#### [Short exercise]
Your task is to give the data again, exactly, with every line intact.

════

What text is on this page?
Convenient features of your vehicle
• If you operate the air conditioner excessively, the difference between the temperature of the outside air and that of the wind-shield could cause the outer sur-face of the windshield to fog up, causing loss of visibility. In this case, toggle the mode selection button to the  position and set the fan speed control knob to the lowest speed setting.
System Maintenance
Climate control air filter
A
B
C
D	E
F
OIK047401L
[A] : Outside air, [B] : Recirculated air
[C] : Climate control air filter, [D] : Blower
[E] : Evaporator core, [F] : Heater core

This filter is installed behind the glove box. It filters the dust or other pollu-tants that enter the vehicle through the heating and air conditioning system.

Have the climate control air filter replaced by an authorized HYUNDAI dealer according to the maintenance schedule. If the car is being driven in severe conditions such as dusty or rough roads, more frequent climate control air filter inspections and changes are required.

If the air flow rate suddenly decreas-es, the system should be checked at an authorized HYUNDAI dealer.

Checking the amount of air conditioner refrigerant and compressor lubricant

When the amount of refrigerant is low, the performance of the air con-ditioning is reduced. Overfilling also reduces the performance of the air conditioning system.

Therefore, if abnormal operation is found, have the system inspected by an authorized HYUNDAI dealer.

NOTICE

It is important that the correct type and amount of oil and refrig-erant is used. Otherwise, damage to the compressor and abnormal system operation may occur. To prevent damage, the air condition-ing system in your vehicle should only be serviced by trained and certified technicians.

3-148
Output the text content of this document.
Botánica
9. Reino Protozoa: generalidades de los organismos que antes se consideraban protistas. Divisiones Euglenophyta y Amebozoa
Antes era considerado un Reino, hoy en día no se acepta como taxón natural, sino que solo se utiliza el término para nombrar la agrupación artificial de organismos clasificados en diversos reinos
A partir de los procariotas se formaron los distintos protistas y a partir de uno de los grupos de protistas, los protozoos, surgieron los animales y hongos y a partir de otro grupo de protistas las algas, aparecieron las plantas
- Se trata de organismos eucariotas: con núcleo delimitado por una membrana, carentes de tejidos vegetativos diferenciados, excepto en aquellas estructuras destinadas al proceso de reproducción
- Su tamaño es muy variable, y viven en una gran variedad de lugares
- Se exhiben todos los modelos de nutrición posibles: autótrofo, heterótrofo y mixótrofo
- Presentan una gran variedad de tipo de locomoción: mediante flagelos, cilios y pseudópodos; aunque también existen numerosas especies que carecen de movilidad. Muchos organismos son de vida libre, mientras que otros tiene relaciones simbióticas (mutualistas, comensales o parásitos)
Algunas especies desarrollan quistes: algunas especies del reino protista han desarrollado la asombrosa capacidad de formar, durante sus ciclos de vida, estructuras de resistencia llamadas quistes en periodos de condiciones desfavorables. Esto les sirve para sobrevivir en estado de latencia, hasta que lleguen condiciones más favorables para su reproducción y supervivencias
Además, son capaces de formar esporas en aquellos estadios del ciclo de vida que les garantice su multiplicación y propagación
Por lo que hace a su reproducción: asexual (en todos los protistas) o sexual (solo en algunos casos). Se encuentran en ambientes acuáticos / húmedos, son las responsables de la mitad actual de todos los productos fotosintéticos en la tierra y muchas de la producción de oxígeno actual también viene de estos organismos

════

#### [Exercise answer]
What text is on this page?
Convenient features of your vehicle
• If you operate the air conditioner excessively, the difference between the temperature of the outside air and that of the wind-shield could cause the outer sur-face of the windshield to fog up, causing loss of visibility. In this case, toggle the mode selection button to the  position and set the fan speed control knob to the lowest speed setting.
System Maintenance
Climate control air filter
A
B
C
D	E
F
OIK047401L
[A] : Outside air, [B] : Recirculated air
[C] : Climate control air filter, [D] : Blower
[E] : Evaporator core, [F] : Heater core

This filter is installed behind the glove box. It filters the dust or other pollu-tants that enter the vehicle through the heating and air conditioning system.

Have the climate control air filter replaced by an authorized HYUNDAI dealer according to the maintenance schedule. If the car is being driven in severe conditions such as dusty or rough roads, more frequent climate control air filter inspections and changes are required.

If the air flow rate suddenly decreas-es, the system should be checked at an authorized HYUNDAI dealer.

Checking the amount of air conditioner refrigerant and compressor lubricant

When the amount of refrigerant is low, the performance of the air con-ditioning is reduced. Overfilling also reduces the performance of the air conditioning system.

Therefore, if abnormal operation is found, have the system inspected by an authorized HYUNDAI dealer.

NOTICE

It is important that the correct type and amount of oil and refrig-erant is used. Otherwise, damage to the compressor and abnormal system operation may occur. To prevent damage, the air condition-ing system in your vehicle should only be serviced by trained and certified technicians.

3-148
Output the text content of this document.
Botánica
9. Reino Protozoa: generalidades de los organismos que antes se consideraban protistas. Divisiones Euglenophyta y Amebozoa
Antes era considerado un Reino, hoy en día no se acepta como taxón natural, sino que solo se utiliza el término para nombrar la agrupación artificial de organismos clasificados en diversos reinos
A partir de los procariotas se formaron los distintos protistas y a partir de uno de los grupos de protistas, los protozoos, surgieron los animales y hongos y a partir de otro grupo de protistas las algas, aparecieron las plantas
- Se trata de organismos eucariotas: con núcleo delimitado por una membrana, carentes de tejidos vegetativos diferenciados, excepto en aquellas estructuras destinadas al proceso de reproducción
- Su tamaño es muy variable, y viven en una gran variedad de lugares
- Se exhiben todos los modelos de nutrición posibles: autótrofo, heterótrofo y mixótrofo
- Presentan una gran variedad de tipo de locomoción: mediante flagelos, cilios y pseudópodos; aunque también existen numerosas especies que carecen de movilidad. Muchos organismos son de vida libre, mientras que otros tiene relaciones simbióticas (mutualistas, comensales o parásitos)
Algunas especies desarrollan quistes: algunas especies del reino protista han desarrollado la asombrosa capacidad de formar, durante sus ciclos de vida, estructuras de resistencia llamadas quistes en periodos de condiciones desfavorables. Esto les sirve para sobrevivir en estado de latencia, hasta que lleguen condiciones más favorables para su reproducción y supervivencias
Además, son capaces de formar esporas en aquellos estadios del ciclo de vida que les garantice su multiplicación y propagación
Por lo que hace a su reproducción: asexual (en todos los protistas) o sexual (solo en algunos casos). Se encuentran en ambientes acuáticos / húmedos, son las responsables de la mitad actual de todos los productos fotosintéticos en la tierra y muchas de la producción de oxígeno actual también viene de estos organismos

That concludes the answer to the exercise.